(Element and region data)
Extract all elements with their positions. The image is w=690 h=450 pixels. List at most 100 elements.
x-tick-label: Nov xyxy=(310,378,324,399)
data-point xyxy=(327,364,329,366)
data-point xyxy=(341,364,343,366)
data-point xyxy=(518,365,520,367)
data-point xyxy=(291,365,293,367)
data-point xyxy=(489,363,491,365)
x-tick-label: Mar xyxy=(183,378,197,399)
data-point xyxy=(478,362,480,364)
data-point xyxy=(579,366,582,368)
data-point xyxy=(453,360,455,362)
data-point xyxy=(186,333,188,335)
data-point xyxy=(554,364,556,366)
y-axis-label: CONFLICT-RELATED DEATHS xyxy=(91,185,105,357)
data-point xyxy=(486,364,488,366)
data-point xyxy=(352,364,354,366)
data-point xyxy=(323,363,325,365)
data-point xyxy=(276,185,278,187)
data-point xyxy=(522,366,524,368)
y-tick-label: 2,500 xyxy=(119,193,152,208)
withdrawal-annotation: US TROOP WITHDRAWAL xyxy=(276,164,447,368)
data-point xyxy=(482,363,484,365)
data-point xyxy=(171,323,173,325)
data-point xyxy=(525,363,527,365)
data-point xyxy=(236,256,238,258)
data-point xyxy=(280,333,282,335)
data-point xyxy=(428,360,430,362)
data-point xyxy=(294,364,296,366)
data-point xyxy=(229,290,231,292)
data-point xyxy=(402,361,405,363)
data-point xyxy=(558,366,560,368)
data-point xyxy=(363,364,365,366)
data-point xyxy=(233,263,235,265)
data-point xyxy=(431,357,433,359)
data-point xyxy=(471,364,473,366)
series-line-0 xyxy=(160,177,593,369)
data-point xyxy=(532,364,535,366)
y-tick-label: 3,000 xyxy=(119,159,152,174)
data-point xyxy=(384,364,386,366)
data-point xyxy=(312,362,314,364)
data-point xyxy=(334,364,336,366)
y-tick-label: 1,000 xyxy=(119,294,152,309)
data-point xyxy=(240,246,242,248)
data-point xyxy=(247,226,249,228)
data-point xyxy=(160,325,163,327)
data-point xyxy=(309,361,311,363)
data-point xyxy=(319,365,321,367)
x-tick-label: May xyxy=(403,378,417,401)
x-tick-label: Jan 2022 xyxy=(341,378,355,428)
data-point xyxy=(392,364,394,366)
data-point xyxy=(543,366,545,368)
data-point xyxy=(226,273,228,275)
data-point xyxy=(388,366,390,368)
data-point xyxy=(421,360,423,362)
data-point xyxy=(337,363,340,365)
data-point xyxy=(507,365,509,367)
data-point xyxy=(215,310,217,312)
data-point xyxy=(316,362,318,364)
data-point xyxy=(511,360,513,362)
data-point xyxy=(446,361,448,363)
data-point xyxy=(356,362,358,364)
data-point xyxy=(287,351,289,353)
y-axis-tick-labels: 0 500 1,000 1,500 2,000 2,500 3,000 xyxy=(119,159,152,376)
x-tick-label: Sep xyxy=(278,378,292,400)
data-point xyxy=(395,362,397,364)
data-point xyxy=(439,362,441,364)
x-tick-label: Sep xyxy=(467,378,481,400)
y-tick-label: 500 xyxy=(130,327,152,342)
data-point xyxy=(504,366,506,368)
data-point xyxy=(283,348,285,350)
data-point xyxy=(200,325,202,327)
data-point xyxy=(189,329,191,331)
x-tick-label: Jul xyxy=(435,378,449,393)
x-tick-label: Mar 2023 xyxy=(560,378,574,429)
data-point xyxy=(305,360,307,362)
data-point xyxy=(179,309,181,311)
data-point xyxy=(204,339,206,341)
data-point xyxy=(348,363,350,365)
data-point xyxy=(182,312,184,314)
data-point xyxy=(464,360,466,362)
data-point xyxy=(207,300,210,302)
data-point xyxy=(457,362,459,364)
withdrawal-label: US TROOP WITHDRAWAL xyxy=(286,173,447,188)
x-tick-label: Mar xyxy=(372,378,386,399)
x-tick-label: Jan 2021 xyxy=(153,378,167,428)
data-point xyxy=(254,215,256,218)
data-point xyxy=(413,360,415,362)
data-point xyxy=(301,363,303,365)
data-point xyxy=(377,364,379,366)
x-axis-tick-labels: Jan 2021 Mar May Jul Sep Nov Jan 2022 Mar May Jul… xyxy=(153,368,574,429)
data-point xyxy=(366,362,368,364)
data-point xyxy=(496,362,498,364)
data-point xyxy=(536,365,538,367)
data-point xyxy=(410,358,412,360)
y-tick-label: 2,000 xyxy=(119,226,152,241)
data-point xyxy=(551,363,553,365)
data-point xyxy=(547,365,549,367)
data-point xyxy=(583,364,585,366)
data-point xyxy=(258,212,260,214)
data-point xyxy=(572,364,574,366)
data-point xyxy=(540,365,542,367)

TASK REQUIREMENTS: Locate every line in the data above that contains the string "axis" and copy each of those lines. Only matches with the same capitalization count.

SOLVED EXERCISE:
y-axis-label: CONFLICT-RELATED DEATHS xyxy=(91,185,105,357)
y-axis-tick-labels: 0 500 1,000 1,500 2,000 2,500 3,000 xyxy=(119,159,152,376)
x-axis-tick-labels: Jan 2021 Mar May Jul Sep Nov Jan 2022 Mar May Jul… xyxy=(153,368,574,429)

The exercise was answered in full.